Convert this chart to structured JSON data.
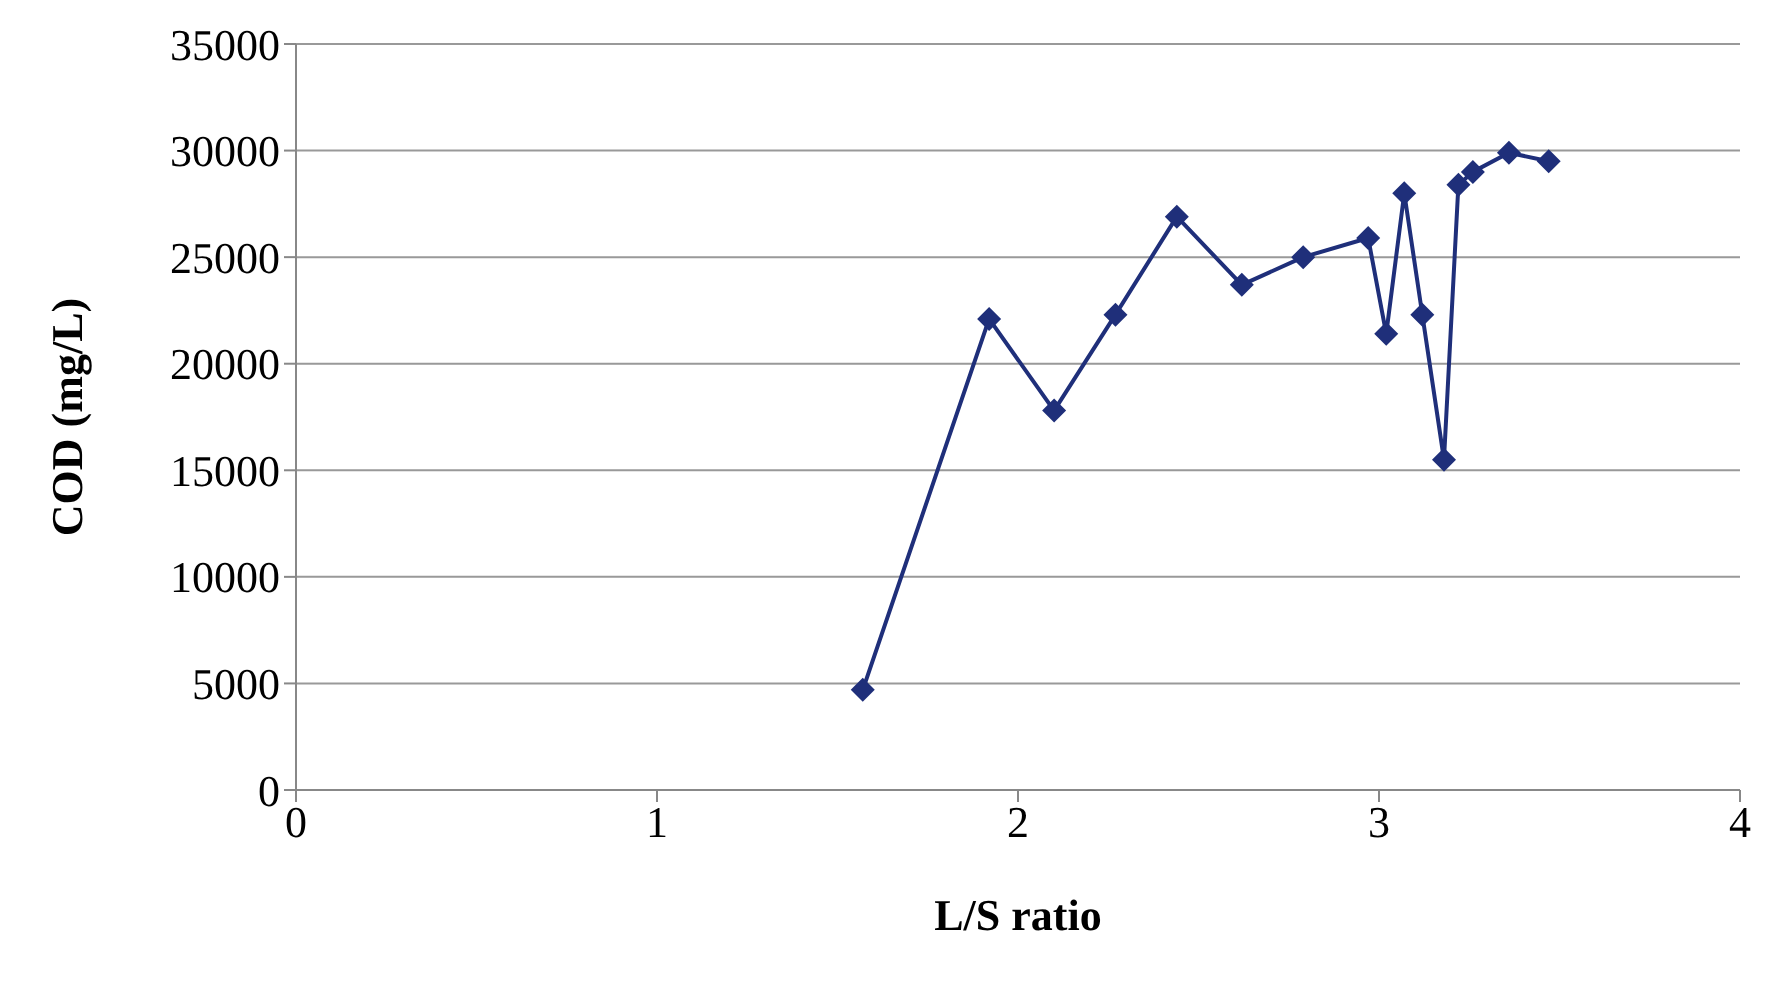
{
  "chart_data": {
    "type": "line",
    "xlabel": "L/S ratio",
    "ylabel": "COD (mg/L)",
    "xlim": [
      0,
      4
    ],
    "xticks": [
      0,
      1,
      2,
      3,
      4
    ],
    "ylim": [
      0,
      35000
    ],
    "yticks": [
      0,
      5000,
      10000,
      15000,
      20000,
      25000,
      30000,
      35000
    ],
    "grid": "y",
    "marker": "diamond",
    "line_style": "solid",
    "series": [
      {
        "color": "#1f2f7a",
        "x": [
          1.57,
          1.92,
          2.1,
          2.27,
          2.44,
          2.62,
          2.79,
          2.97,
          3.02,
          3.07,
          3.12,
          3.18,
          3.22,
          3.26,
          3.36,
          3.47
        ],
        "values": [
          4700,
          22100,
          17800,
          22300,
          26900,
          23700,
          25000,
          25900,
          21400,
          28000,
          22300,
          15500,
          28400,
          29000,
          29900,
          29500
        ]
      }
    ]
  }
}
**********
=== Aim of the task ===
Give the material again exactly as it is, but keep the pictures out.

=== Answer to this task ===
Convert this chart to structured JSON data.
{
  "chart_data": {
    "type": "line",
    "xlabel": "L/S ratio",
    "ylabel": "COD (mg/L)",
    "xlim": [
      0,
      4
    ],
    "xticks": [
      0,
      1,
      2,
      3,
      4
    ],
    "ylim": [
      0,
      35000
    ],
    "yticks": [
      0,
      5000,
      10000,
      15000,
      20000,
      25000,
      30000,
      35000
    ],
    "grid": "y",
    "marker": "diamond",
    "line_style": "solid",
    "series": [
      {
        "color": "#1f2f7a",
        "x": [
          1.57,
          1.92,
          2.1,
          2.27,
          2.44,
          2.62,
          2.79,
          2.97,
          3.02,
          3.07,
          3.12,
          3.18,
          3.22,
          3.26,
          3.36,
          3.47
        ],
        "values": [
          4700,
          22100,
          17800,
          22300,
          26900,
          23700,
          25000,
          25900,
          21400,
          28000,
          22300,
          15500,
          28400,
          29000,
          29900,
          29500
        ]
      }
    ]
  }
}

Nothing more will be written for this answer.